__Given exercise__: Only lines holding the word "空气质量好" should be copied from the material.

───── Data in this exercise

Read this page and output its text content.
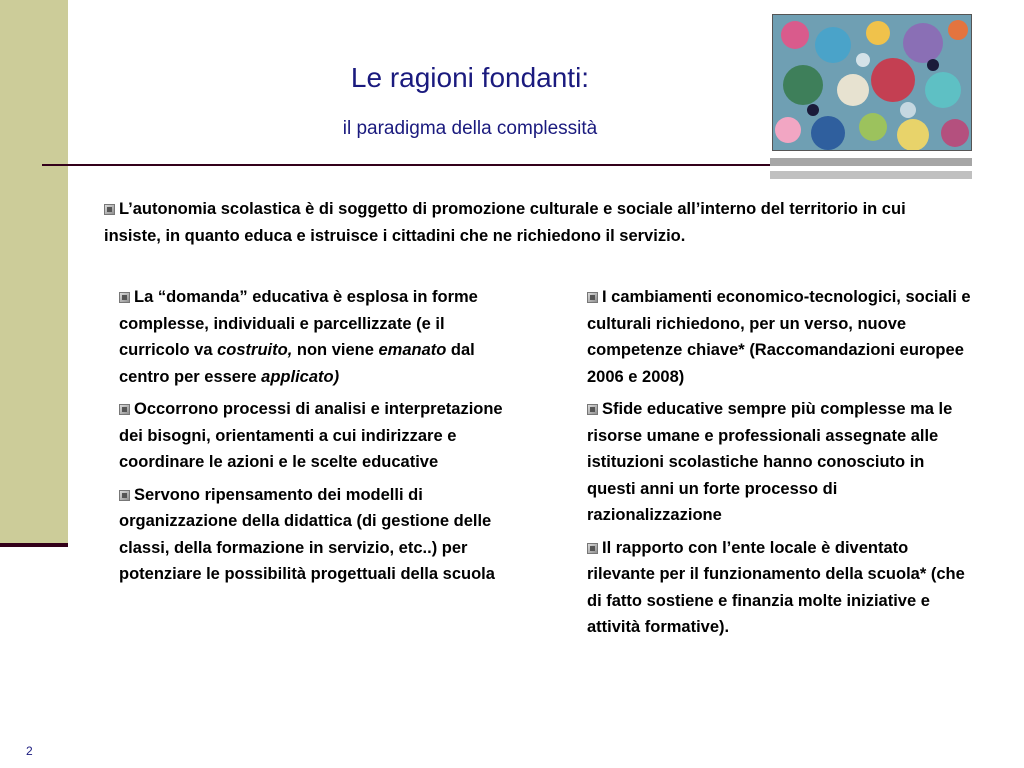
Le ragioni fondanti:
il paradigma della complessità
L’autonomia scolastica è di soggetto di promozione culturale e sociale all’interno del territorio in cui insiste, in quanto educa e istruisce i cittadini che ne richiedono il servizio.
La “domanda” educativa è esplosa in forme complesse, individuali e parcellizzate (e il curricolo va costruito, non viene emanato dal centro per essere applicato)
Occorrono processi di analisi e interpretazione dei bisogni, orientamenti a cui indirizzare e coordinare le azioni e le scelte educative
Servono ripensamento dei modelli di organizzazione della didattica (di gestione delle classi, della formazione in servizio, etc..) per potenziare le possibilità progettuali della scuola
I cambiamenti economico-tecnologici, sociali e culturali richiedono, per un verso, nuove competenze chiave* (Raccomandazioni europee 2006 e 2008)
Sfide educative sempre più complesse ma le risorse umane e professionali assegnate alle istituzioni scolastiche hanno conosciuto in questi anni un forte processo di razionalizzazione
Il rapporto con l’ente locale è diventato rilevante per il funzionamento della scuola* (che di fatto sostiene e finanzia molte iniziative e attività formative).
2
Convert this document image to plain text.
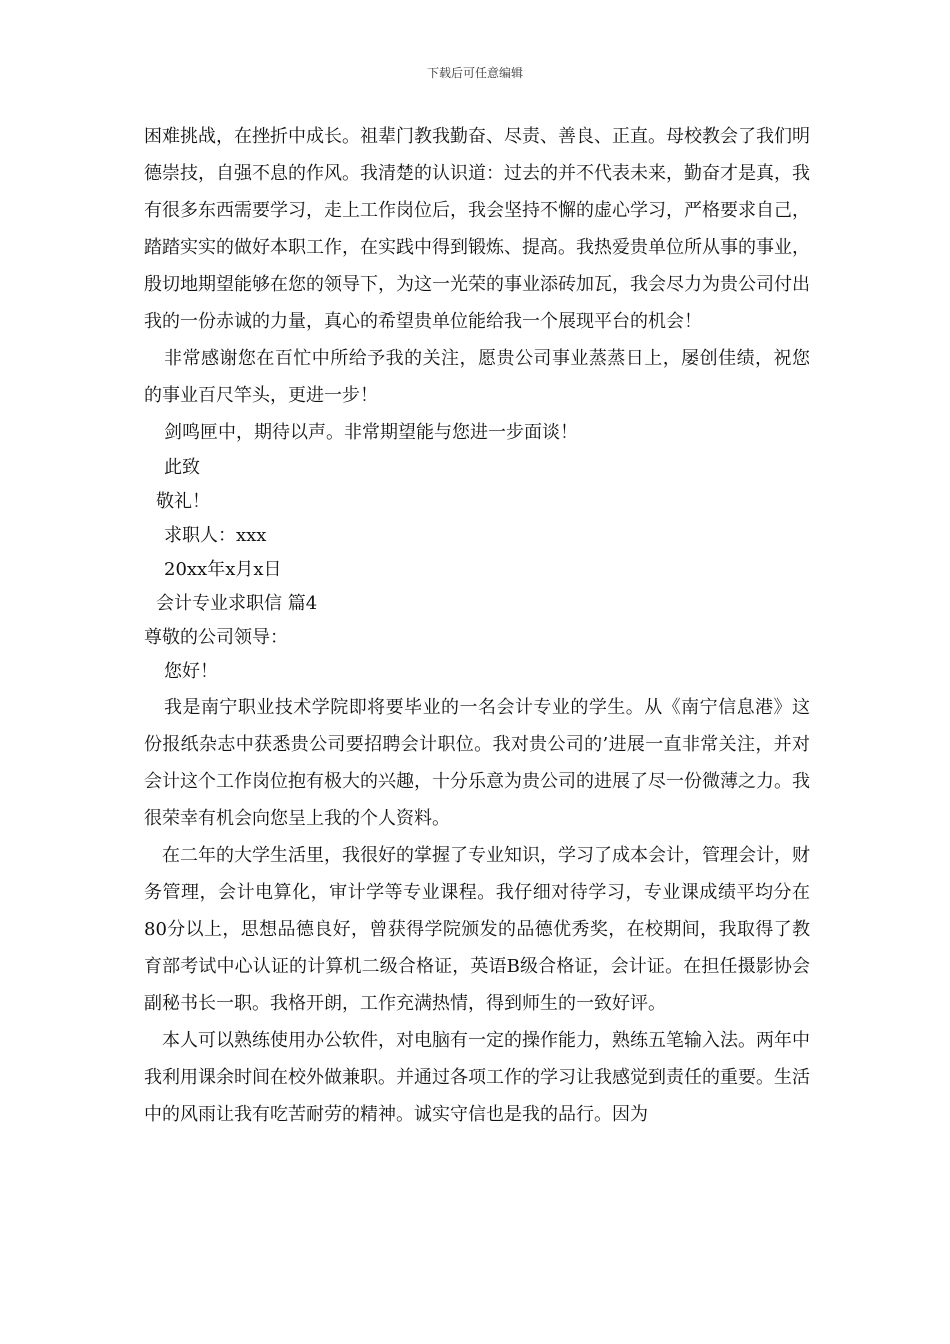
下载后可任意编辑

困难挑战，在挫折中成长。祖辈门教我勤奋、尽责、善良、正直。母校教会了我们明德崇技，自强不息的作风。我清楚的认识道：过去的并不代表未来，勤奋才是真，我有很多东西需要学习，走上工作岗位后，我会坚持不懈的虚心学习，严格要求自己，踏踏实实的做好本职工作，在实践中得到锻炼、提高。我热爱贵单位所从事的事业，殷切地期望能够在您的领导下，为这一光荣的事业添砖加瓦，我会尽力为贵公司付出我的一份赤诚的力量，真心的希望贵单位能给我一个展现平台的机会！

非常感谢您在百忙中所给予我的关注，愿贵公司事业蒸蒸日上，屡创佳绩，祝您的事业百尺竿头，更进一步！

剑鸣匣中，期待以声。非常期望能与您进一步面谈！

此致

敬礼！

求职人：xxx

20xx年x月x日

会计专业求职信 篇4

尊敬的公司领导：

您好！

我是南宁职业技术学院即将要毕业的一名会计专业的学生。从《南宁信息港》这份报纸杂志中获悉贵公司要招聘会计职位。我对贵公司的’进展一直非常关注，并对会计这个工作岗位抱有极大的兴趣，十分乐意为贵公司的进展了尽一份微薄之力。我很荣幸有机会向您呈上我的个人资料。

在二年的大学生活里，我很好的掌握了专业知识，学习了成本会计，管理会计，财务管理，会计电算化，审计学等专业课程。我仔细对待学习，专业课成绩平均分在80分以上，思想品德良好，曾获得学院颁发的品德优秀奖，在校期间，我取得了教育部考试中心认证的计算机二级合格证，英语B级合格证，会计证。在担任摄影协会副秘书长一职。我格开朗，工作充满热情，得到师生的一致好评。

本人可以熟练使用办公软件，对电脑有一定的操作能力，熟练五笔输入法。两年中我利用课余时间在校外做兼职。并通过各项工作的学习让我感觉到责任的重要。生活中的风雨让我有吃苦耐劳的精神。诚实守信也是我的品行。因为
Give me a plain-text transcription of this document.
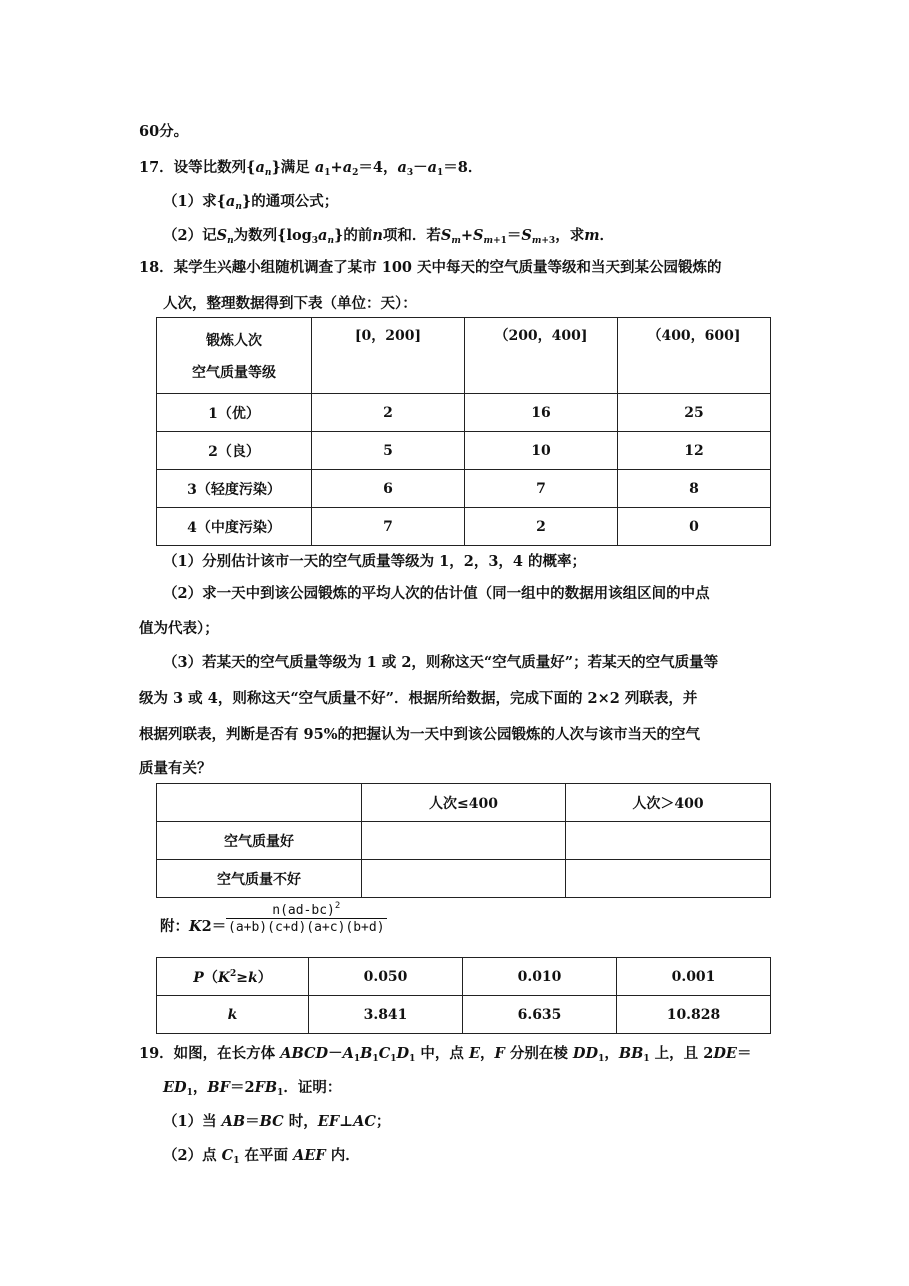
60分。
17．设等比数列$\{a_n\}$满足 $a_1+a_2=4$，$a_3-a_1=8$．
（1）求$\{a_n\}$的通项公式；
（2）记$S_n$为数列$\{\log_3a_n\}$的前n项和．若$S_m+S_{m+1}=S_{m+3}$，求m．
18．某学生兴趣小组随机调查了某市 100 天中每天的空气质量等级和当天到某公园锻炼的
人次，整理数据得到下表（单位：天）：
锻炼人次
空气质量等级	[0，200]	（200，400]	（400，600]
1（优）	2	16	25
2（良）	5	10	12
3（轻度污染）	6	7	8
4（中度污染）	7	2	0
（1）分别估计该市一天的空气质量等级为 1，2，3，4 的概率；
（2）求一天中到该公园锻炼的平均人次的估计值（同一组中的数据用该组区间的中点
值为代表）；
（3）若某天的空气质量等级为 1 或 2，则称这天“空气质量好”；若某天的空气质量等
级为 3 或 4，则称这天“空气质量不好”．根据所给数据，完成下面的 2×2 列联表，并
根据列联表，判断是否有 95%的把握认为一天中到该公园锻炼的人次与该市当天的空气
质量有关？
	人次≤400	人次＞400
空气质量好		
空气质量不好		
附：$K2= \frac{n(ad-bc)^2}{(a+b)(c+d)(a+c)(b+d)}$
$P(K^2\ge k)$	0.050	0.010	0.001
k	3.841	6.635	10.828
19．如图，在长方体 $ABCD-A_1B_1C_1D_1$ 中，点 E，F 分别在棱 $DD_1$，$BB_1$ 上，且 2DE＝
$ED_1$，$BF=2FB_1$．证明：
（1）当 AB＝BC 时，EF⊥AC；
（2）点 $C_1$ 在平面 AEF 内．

──────────

__Answer below__:
（3）若某天的空气质量等级为 1 或 2，则称这天“空气质量好”；若某天的空气质量等
空气质量好		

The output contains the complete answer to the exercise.